• **TEXTAUSZUG**
»»
Man schlängelt sich durch die winzigen Gassen von Capri Stadt, schaut in die Auslagen der Designer-Shops in der Via Camarelle oder beobachtet das Treiben von der Terrasse des Quisisana aus. Das Luxushotel war einst als Sanatorium geplant, übersetzt heißt es aber bis heute so: „hier gesundet man“. Deshalb relaxten da Oscar Wilde, Jean Paul Sartre, Maksim Gorki, Maximilian Schell und natürlich die heutigen Gutbetuchten.
Capri ist winzig, aber es gibt ein paar nette Spaziergänge. Auf der Via Tragara zum Beispiel, das ist ein Panoramaweg, der zur Punta di Tragara führt. Vom Aussichtspunkt am Ende des Weges sieht man wieder die Faraglioni-Felsen. Oder, zu den Augustusgärten mit Blick auf die Villa Krupp (die heute ein Hotel ist) auf der einen Seite, und – erraten, auf die Faraglioni auf der anderen.
««
• **ZIEL DER AUFGABE**
Liste alle namentlich genannten Personen auf, die laut dem Textauszug über Capri im Hotel Quisisana relaxten.

• **QUELLDATEN**
»»
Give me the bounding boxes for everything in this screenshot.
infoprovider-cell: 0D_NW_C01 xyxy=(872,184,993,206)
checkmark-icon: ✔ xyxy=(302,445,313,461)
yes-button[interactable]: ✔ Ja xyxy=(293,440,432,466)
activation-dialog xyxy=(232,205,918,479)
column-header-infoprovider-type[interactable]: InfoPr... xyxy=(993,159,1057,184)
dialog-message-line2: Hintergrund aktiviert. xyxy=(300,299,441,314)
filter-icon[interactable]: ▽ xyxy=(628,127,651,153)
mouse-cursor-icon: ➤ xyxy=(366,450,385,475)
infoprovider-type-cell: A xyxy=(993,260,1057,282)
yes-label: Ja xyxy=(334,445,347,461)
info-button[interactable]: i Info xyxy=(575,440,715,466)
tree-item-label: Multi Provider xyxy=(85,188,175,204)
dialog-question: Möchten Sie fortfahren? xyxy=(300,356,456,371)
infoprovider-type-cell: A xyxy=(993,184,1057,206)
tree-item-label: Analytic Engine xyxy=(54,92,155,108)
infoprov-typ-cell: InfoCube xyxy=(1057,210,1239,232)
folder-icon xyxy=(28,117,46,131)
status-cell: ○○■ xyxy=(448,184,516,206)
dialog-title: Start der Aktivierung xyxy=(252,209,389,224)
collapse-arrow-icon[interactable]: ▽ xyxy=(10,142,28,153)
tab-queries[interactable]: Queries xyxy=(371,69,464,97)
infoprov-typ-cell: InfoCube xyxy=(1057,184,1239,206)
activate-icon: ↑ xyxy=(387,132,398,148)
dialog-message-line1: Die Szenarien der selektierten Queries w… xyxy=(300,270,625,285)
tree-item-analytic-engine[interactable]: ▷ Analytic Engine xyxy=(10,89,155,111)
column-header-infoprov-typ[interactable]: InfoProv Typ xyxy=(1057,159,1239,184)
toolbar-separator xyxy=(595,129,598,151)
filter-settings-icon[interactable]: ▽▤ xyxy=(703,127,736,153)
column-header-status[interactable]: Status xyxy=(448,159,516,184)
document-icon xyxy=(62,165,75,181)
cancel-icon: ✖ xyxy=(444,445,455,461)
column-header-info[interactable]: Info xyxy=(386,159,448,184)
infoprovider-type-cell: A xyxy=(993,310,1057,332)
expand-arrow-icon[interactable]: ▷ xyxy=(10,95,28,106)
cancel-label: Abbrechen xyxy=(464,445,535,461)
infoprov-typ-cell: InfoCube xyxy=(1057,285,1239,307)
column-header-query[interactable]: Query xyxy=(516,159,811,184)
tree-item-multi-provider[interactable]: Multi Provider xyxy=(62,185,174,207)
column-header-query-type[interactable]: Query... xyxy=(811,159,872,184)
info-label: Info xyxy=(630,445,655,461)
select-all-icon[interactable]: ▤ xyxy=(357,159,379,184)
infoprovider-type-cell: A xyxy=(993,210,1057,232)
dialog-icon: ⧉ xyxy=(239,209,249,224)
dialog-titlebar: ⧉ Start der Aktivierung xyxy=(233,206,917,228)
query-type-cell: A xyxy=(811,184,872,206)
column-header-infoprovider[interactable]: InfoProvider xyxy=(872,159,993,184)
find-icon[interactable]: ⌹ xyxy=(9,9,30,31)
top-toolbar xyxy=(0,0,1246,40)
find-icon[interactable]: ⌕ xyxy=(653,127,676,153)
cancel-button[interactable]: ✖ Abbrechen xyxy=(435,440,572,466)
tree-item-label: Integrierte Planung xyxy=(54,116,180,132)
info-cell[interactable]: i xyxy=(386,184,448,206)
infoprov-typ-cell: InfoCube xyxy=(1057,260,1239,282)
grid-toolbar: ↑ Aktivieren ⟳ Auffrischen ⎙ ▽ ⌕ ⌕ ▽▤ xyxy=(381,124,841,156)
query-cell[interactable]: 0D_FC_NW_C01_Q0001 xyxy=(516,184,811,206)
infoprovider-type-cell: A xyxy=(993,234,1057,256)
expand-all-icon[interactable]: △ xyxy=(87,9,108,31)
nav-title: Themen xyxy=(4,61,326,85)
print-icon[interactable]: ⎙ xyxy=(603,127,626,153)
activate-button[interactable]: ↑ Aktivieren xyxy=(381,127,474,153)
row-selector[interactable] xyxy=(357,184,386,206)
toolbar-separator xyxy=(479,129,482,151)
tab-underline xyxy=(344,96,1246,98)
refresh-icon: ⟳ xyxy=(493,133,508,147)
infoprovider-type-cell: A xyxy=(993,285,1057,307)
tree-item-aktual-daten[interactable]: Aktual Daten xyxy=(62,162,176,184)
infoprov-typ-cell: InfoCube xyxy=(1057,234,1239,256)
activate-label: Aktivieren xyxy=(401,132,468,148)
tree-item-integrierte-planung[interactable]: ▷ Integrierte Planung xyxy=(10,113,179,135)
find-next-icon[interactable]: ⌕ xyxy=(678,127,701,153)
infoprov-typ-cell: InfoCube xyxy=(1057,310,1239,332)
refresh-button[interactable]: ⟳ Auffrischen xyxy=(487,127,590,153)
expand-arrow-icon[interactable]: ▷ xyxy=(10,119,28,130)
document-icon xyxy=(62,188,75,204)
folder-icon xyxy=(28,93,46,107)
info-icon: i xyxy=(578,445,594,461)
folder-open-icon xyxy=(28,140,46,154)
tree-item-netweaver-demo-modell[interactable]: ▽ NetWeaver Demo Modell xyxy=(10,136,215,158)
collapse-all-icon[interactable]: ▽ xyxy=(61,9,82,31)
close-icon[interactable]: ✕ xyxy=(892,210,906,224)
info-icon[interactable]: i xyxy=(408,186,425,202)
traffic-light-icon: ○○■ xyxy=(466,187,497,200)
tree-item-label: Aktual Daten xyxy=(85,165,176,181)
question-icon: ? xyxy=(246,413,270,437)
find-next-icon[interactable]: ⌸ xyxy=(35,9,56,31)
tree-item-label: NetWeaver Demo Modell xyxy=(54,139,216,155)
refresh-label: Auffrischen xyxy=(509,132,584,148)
««
• **ERGEBNIS**
Oscar Wilde, Jean Paul Sartre, Maksim Gorki, Maximilian Schell